YOUR GOAL => What is the number of lines in the data that hold the string "минут"? Reply with that number only.

[Dataset records]
-*-

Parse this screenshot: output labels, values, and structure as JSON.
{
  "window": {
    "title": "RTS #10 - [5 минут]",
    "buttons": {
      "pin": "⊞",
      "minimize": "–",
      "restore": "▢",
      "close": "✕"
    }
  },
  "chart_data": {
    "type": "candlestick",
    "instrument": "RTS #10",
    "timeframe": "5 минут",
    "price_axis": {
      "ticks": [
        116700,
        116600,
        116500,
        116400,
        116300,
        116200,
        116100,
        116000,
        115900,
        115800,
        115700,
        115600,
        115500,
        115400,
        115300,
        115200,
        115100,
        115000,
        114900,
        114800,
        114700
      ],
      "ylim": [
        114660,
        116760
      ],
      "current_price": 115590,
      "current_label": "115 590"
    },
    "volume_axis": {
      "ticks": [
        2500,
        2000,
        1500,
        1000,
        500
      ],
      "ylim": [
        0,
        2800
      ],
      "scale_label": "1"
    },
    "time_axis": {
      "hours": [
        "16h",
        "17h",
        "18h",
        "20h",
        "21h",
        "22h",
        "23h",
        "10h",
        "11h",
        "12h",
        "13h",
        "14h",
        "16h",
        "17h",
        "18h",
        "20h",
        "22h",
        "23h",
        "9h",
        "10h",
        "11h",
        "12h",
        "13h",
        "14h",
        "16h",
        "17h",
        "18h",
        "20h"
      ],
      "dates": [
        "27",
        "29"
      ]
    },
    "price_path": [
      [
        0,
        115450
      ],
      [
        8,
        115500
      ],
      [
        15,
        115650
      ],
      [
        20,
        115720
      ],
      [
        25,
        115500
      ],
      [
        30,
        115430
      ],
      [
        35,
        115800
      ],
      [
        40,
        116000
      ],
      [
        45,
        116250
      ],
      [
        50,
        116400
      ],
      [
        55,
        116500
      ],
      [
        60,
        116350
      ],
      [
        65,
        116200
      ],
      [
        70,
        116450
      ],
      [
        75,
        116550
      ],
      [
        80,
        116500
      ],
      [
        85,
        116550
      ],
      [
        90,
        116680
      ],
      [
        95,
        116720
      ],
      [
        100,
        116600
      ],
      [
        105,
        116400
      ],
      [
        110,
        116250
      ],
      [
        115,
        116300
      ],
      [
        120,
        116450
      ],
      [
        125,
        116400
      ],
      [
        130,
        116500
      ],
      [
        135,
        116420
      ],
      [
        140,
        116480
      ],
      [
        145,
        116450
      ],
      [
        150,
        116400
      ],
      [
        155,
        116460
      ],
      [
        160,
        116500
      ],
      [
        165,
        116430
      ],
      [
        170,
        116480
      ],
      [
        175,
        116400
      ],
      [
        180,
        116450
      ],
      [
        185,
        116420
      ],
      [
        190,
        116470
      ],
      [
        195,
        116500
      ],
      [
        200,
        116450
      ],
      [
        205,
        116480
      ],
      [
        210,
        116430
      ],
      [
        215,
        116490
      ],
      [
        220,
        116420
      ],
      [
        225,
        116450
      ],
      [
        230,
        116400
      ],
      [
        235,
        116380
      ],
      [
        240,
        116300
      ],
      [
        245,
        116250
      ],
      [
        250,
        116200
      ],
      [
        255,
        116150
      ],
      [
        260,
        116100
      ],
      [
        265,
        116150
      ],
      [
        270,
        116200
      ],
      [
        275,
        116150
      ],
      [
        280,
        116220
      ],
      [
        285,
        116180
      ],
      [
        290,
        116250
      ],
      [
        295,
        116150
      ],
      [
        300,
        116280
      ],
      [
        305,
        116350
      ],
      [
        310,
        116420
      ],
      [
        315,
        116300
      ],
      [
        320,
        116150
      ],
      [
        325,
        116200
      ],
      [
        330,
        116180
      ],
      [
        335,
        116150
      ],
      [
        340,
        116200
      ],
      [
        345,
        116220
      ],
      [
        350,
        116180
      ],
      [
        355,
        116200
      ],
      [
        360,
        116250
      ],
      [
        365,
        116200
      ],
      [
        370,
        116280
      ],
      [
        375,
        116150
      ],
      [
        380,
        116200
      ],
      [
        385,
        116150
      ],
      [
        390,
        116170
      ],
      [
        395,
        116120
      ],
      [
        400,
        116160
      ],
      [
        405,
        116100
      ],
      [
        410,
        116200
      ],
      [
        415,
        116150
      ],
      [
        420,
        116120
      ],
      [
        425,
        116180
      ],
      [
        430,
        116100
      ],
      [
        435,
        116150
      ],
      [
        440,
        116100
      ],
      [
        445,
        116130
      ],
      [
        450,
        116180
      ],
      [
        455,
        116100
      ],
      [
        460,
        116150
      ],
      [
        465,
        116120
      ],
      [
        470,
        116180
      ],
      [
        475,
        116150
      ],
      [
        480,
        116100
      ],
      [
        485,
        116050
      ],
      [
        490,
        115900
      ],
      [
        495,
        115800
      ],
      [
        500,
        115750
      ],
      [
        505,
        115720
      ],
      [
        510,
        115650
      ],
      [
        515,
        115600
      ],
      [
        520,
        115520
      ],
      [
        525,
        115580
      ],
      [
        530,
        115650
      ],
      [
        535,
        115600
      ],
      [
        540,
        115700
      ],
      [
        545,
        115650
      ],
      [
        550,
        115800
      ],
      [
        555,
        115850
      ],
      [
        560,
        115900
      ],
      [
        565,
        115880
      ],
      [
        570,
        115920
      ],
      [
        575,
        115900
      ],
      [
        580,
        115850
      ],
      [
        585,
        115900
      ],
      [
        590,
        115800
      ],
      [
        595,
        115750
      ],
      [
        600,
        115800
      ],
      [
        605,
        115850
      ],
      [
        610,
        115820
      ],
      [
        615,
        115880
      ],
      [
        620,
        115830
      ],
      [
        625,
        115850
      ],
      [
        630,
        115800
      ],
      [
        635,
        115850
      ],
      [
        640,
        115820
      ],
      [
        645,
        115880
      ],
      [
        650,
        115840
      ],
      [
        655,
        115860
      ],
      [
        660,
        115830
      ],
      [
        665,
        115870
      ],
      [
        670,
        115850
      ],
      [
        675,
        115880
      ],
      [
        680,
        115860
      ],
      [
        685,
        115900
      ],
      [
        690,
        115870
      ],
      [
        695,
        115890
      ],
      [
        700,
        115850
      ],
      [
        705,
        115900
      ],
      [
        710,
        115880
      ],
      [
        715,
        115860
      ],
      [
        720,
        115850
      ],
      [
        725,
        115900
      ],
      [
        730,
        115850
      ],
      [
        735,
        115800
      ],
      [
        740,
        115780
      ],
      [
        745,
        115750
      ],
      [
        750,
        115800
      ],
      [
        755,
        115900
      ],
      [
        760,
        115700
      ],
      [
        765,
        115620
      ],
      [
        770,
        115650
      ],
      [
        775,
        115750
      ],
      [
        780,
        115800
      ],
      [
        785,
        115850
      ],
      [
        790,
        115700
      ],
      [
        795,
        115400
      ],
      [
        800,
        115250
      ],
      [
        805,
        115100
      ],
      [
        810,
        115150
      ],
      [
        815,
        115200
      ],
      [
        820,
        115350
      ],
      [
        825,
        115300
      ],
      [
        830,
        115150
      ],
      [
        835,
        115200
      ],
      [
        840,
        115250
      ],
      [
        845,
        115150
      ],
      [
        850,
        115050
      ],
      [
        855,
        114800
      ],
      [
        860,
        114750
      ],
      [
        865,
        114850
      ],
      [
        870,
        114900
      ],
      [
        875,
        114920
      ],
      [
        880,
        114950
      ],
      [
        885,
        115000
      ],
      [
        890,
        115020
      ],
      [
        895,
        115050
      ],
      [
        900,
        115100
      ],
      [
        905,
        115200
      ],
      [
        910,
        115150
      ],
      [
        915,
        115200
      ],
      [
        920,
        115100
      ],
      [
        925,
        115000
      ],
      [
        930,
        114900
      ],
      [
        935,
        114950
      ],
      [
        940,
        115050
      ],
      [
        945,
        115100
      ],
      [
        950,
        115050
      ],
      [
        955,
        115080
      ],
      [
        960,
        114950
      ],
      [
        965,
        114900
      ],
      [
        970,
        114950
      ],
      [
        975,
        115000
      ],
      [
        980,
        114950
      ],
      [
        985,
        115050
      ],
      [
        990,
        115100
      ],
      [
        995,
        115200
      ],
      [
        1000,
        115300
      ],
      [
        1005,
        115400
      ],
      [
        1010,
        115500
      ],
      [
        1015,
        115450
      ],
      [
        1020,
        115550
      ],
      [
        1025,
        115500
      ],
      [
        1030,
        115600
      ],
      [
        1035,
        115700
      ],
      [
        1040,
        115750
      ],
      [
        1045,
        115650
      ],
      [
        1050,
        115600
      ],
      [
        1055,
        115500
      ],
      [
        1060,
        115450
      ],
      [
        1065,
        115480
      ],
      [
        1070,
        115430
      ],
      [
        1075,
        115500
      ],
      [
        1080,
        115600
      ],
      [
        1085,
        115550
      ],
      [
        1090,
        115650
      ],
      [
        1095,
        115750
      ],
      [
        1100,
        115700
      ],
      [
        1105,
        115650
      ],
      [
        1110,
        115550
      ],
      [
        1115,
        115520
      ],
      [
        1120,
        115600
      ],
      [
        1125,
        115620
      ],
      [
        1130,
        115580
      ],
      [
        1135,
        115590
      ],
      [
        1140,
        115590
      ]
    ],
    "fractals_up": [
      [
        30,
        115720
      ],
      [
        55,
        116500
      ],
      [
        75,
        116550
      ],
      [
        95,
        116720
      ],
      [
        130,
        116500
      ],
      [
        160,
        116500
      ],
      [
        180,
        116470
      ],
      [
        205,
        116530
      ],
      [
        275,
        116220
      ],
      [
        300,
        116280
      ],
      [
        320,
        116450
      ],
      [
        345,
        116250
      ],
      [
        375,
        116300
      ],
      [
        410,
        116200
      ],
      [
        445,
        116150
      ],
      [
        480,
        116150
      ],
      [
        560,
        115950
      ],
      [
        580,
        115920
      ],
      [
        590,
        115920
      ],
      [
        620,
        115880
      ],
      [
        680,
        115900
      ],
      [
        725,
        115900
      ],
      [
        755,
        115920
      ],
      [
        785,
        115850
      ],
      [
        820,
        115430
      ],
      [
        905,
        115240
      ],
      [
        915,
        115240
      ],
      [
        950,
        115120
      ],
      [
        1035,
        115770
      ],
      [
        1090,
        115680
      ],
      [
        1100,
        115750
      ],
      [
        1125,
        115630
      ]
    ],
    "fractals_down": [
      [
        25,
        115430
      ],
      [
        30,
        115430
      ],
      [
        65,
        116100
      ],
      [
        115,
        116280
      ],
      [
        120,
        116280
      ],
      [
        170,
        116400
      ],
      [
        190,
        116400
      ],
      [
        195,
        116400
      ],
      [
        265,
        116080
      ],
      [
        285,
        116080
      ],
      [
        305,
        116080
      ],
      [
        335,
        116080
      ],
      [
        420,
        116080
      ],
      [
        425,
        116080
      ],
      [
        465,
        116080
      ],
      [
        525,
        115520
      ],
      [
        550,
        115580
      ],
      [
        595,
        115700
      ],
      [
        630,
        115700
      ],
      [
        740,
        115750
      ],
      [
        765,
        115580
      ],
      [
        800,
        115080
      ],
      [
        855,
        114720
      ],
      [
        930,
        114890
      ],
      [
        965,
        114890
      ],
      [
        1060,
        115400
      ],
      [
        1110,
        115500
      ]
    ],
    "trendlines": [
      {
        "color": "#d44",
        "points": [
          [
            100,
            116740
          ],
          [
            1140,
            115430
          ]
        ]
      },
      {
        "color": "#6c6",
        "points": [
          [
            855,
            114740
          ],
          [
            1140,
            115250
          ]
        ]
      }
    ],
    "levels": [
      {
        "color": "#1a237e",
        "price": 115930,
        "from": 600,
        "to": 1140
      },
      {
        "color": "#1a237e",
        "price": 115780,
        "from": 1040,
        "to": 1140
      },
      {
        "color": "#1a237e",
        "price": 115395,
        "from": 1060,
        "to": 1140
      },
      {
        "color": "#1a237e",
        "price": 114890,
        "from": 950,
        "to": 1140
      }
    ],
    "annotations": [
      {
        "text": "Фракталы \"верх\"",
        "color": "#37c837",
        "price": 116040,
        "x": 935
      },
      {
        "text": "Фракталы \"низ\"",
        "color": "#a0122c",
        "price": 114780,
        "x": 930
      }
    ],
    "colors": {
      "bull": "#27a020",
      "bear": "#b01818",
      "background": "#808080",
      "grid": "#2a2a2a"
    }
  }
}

-*-

ANSWER TO THIS PROBLEM => 2